--- Begin PROVIDED INFORMATION ---

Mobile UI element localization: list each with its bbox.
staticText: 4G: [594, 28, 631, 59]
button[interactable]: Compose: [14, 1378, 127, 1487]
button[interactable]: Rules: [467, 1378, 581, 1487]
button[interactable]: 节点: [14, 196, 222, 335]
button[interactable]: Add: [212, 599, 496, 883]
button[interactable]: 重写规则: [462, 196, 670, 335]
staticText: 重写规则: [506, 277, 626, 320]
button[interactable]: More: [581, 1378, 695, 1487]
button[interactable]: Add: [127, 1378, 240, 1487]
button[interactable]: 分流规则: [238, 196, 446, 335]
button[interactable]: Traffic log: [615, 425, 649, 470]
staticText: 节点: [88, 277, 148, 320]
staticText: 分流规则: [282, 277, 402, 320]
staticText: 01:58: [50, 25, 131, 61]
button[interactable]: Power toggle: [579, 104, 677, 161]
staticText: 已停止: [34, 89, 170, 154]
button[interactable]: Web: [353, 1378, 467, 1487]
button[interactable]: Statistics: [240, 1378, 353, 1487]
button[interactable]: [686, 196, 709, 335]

--- End PROVIDED INFORMATION ---
--- Begin PROVIDED INFORMATION ---

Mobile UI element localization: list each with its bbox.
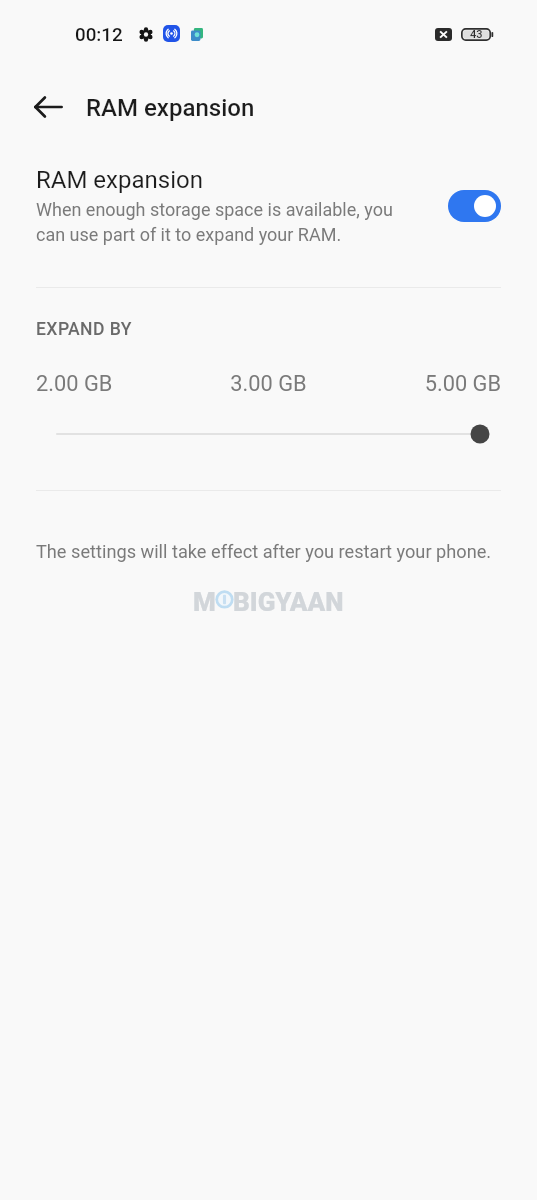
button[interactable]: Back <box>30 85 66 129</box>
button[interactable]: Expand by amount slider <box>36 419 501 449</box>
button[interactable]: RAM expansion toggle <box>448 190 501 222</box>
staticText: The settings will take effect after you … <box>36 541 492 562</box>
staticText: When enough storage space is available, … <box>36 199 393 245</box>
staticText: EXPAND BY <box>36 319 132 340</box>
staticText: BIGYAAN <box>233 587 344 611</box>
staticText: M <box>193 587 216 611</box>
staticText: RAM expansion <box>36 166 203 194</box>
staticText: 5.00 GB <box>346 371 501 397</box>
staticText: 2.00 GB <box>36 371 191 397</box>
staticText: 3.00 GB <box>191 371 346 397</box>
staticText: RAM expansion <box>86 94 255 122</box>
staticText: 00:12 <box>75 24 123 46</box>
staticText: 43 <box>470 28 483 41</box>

--- End PROVIDED INFORMATION ---

* [GIVEN EXERCISE] Copy out the material verbatim, from the line containing "button[interactable]: Back <box>30" through the line containing "staticText: The settings", with both of those lines included.

* [EXPECTED ANSWER]
button[interactable]: Back <box>30 85 66 129</box>
button[interactable]: Expand by amount slider <box>36 419 501 449</box>
button[interactable]: RAM expansion toggle <box>448 190 501 222</box>
staticText: The settings will take effect after you … <box>36 541 492 562</box>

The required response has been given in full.